WHAT YOU NEED TO DO. Print all of the lines exactly. Any picture among them stays out.

RECORDS FOR THIS TASK.
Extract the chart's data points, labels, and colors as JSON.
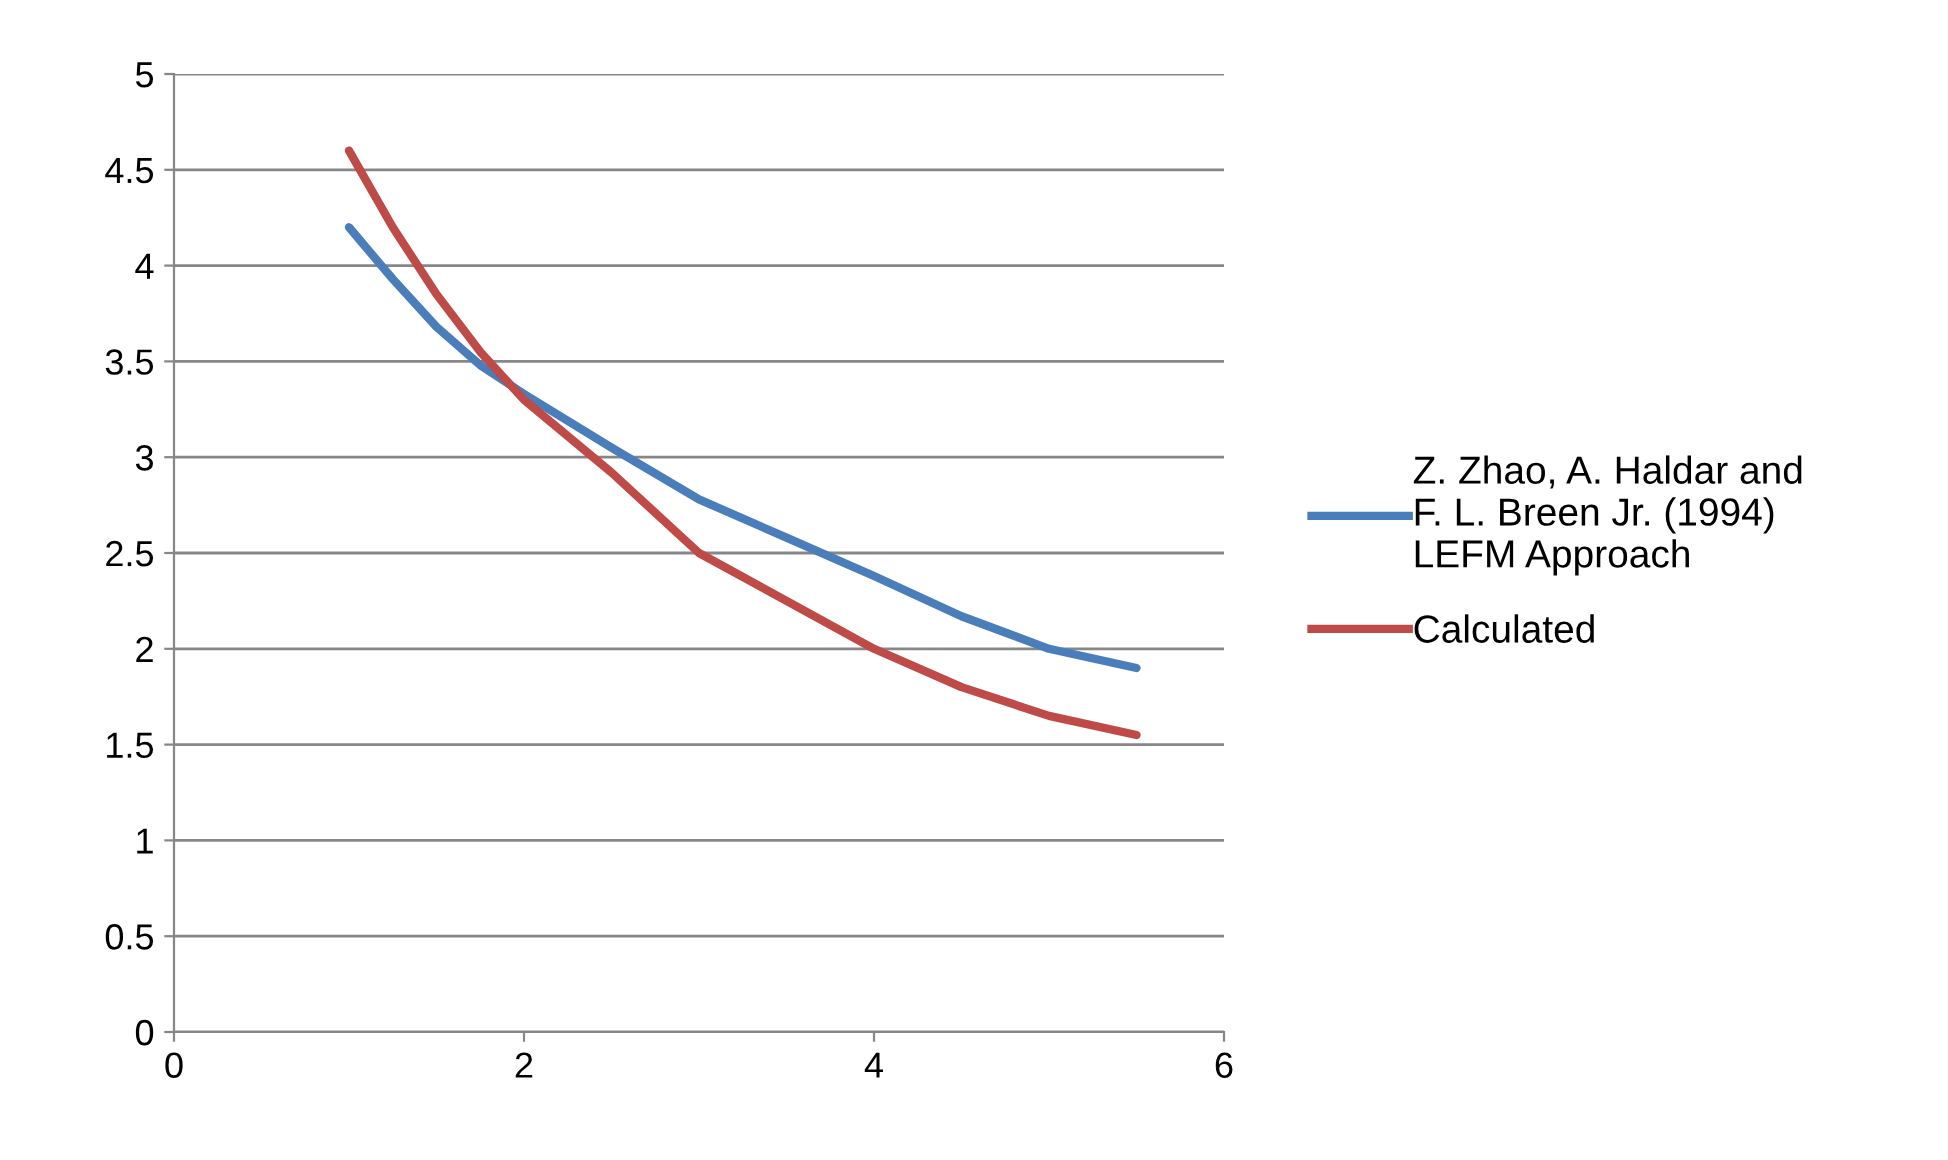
{
  "chart_data": {
    "type": "line",
    "xlim": [
      0,
      6
    ],
    "xticks": [
      0,
      2,
      4,
      6
    ],
    "ylim": [
      0,
      5
    ],
    "yticks": [
      0,
      0.5,
      1,
      1.5,
      2,
      2.5,
      3,
      3.5,
      4,
      4.5,
      5
    ],
    "grid": "y",
    "legend": "right",
    "marker": "none",
    "line_style": "solid",
    "series": [
      {
        "name": "Z. Zhao, A. Haldar and\nF. L. Breen Jr. (1994)\nLEFM Approach",
        "color": "#4a7ebb",
        "x": [
          1,
          1.25,
          1.5,
          1.75,
          2,
          2.5,
          3,
          3.5,
          4,
          4.5,
          5,
          5.5
        ],
        "values": [
          4.2,
          3.93,
          3.68,
          3.48,
          3.33,
          3.05,
          2.78,
          2.58,
          2.38,
          2.17,
          2.0,
          1.9
        ]
      },
      {
        "name": "Calculated",
        "color": "#be4b48",
        "x": [
          1,
          1.25,
          1.5,
          1.75,
          2,
          2.5,
          3,
          3.5,
          4,
          4.5,
          5,
          5.5
        ],
        "values": [
          4.6,
          4.2,
          3.85,
          3.55,
          3.3,
          2.92,
          2.5,
          2.25,
          2.0,
          1.8,
          1.65,
          1.55
        ]
      }
    ]
  }
}
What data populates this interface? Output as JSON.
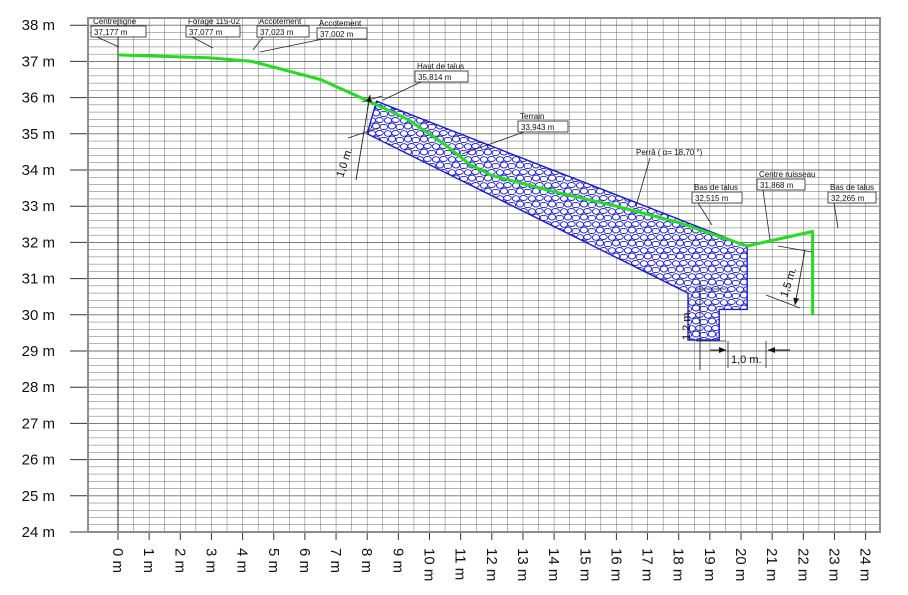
{
  "chart_data": {
    "type": "line",
    "title": "",
    "xlabel": "",
    "ylabel": "",
    "xlim": [
      0,
      24
    ],
    "ylim": [
      24,
      38
    ],
    "x_tick_labels": [
      "0 m",
      "1 m",
      "2 m",
      "3 m",
      "4 m",
      "5 m",
      "6 m",
      "7 m",
      "8 m",
      "9 m",
      "10 m",
      "11 m",
      "12 m",
      "13 m",
      "14 m",
      "15 m",
      "16 m",
      "17 m",
      "18 m",
      "19 m",
      "20 m",
      "21 m",
      "22 m",
      "23 m",
      "24 m"
    ],
    "y_tick_labels": [
      "24 m",
      "25 m",
      "26 m",
      "27 m",
      "28 m",
      "29 m",
      "30 m",
      "31 m",
      "32 m",
      "33 m",
      "34 m",
      "35 m",
      "36 m",
      "37 m",
      "38 m"
    ],
    "grid": true,
    "colors": {
      "terrain": "#22dd22",
      "riprap": "#1a1ad6",
      "grid": "#6b6b6b",
      "frame": "#8c8c8c"
    },
    "series": [
      {
        "x": [
          0,
          2.9,
          4.3,
          6.5,
          8.3,
          9.3,
          10.5,
          11.3,
          12.0,
          14.0,
          16.0,
          18.0,
          20.2,
          21.5,
          22.3,
          22.3
        ],
        "y": [
          37.18,
          37.1,
          37.0,
          36.5,
          35.8,
          35.4,
          34.7,
          34.15,
          33.85,
          33.4,
          33.0,
          32.55,
          31.9,
          32.15,
          32.3,
          30.0
        ]
      }
    ],
    "riprap": {
      "outline": [
        [
          8.3,
          35.9
        ],
        [
          20.2,
          31.9
        ],
        [
          20.2,
          30.15
        ],
        [
          19.3,
          30.15
        ],
        [
          19.3,
          29.3
        ],
        [
          18.3,
          29.3
        ],
        [
          18.3,
          30.6
        ],
        [
          8.0,
          35.0
        ]
      ]
    },
    "annotations": [
      {
        "title": "Centre ligne",
        "value": "37,177 m",
        "x": 0,
        "y": 37.18
      },
      {
        "title": "Forage 115-02",
        "value": "37,077 m",
        "x": 3.0,
        "y": 37.07
      },
      {
        "title": "Accotement",
        "value": "37,023 m",
        "x": 4.3,
        "y": 37.02
      },
      {
        "title": "Accotement",
        "value": "37,002 m",
        "x": 4.5,
        "y": 37.0
      },
      {
        "title": "Haut de talus",
        "value": "35,814 m",
        "x": 8.3,
        "y": 35.81
      },
      {
        "title": "Terrain",
        "value": "33,943 m",
        "x": 11.7,
        "y": 34.1
      },
      {
        "title": "Perrâ ( α= 18,70 °)",
        "value": "",
        "x": 16.0,
        "y": 32.9
      },
      {
        "title": "Bas de talus",
        "value": "32,515 m",
        "x": 18.3,
        "y": 32.3
      },
      {
        "title": "Centre ruisseau",
        "value": "31,868 m",
        "x": 20.2,
        "y": 31.87
      },
      {
        "title": "Bas de talus",
        "value": "32,265 m",
        "x": 22.3,
        "y": 32.27
      }
    ],
    "dimensions": [
      {
        "label": "1,0 m."
      },
      {
        "label": "1,5 m."
      },
      {
        "label": "1,2 m."
      },
      {
        "label": "1,0 m."
      }
    ]
  }
}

RESPONSE.
Extract the chart's data points, labels, and colors as JSON.
{
  "chart_data": {
    "type": "line",
    "xlim": [
      0,
      6
    ],
    "xticks": [
      0,
      2,
      4,
      6
    ],
    "ylim": [
      0,
      5
    ],
    "yticks": [
      0,
      0.5,
      1,
      1.5,
      2,
      2.5,
      3,
      3.5,
      4,
      4.5,
      5
    ],
    "grid": "y",
    "legend": "right",
    "marker": "none",
    "line_style": "solid",
    "series": [
      {
        "name": "Z. Zhao, A. Haldar and\nF. L. Breen Jr. (1994)\nLEFM Approach",
        "color": "#4a7ebb",
        "x": [
          1,
          1.25,
          1.5,
          1.75,
          2,
          2.5,
          3,
          3.5,
          4,
          4.5,
          5,
          5.5
        ],
        "values": [
          4.2,
          3.93,
          3.68,
          3.48,
          3.33,
          3.05,
          2.78,
          2.58,
          2.38,
          2.17,
          2.0,
          1.9
        ]
      },
      {
        "name": "Calculated",
        "color": "#be4b48",
        "x": [
          1,
          1.25,
          1.5,
          1.75,
          2,
          2.5,
          3,
          3.5,
          4,
          4.5,
          5,
          5.5
        ],
        "values": [
          4.6,
          4.2,
          3.85,
          3.55,
          3.3,
          2.92,
          2.5,
          2.25,
          2.0,
          1.8,
          1.65,
          1.55
        ]
      }
    ]
  }
}
What data populates this interface? Output as JSON.
{
  "chart_data": {
    "type": "line",
    "title": "",
    "xlabel": "",
    "ylabel": "",
    "xlim": [
      0,
      24
    ],
    "ylim": [
      24,
      38
    ],
    "x_tick_labels": [
      "0 m",
      "1 m",
      "2 m",
      "3 m",
      "4 m",
      "5 m",
      "6 m",
      "7 m",
      "8 m",
      "9 m",
      "10 m",
      "11 m",
      "12 m",
      "13 m",
      "14 m",
      "15 m",
      "16 m",
      "17 m",
      "18 m",
      "19 m",
      "20 m",
      "21 m",
      "22 m",
      "23 m",
      "24 m"
    ],
    "y_tick_labels": [
      "24 m",
      "25 m",
      "26 m",
      "27 m",
      "28 m",
      "29 m",
      "30 m",
      "31 m",
      "32 m",
      "33 m",
      "34 m",
      "35 m",
      "36 m",
      "37 m",
      "38 m"
    ],
    "grid": true,
    "colors": {
      "terrain": "#22dd22",
      "riprap": "#1a1ad6",
      "grid": "#6b6b6b",
      "frame": "#8c8c8c"
    },
    "series": [
      {
        "x": [
          0,
          2.9,
          4.3,
          6.5,
          8.3,
          9.3,
          10.5,
          11.3,
          12.0,
          14.0,
          16.0,
          18.0,
          20.2,
          21.5,
          22.3,
          22.3
        ],
        "y": [
          37.18,
          37.1,
          37.0,
          36.5,
          35.8,
          35.4,
          34.7,
          34.15,
          33.85,
          33.4,
          33.0,
          32.55,
          31.9,
          32.15,
          32.3,
          30.0
        ]
      }
    ],
    "riprap": {
      "outline": [
        [
          8.3,
          35.9
        ],
        [
          20.2,
          31.9
        ],
        [
          20.2,
          30.15
        ],
        [
          19.3,
          30.15
        ],
        [
          19.3,
          29.3
        ],
        [
          18.3,
          29.3
        ],
        [
          18.3,
          30.6
        ],
        [
          8.0,
          35.0
        ]
      ]
    },
    "annotations": [
      {
        "title": "Centre ligne",
        "value": "37,177 m",
        "x": 0,
        "y": 37.18
      },
      {
        "title": "Forage 115-02",
        "value": "37,077 m",
        "x": 3.0,
        "y": 37.07
      },
      {
        "title": "Accotement",
        "value": "37,023 m",
        "x": 4.3,
        "y": 37.02
      },
      {
        "title": "Accotement",
        "value": "37,002 m",
        "x": 4.5,
        "y": 37.0
      },
      {
        "title": "Haut de talus",
        "value": "35,814 m",
        "x": 8.3,
        "y": 35.81
      },
      {
        "title": "Terrain",
        "value": "33,943 m",
        "x": 11.7,
        "y": 34.1
      },
      {
        "title": "Perrâ ( α= 18,70 °)",
        "value": "",
        "x": 16.0,
        "y": 32.9
      },
      {
        "title": "Bas de talus",
        "value": "32,515 m",
        "x": 18.3,
        "y": 32.3
      },
      {
        "title": "Centre ruisseau",
        "value": "31,868 m",
        "x": 20.2,
        "y": 31.87
      },
      {
        "title": "Bas de talus",
        "value": "32,265 m",
        "x": 22.3,
        "y": 32.27
      }
    ],
    "dimensions": [
      {
        "label": "1,0 m."
      },
      {
        "label": "1,5 m."
      },
      {
        "label": "1,2 m."
      },
      {
        "label": "1,0 m."
      }
    ]
  }
}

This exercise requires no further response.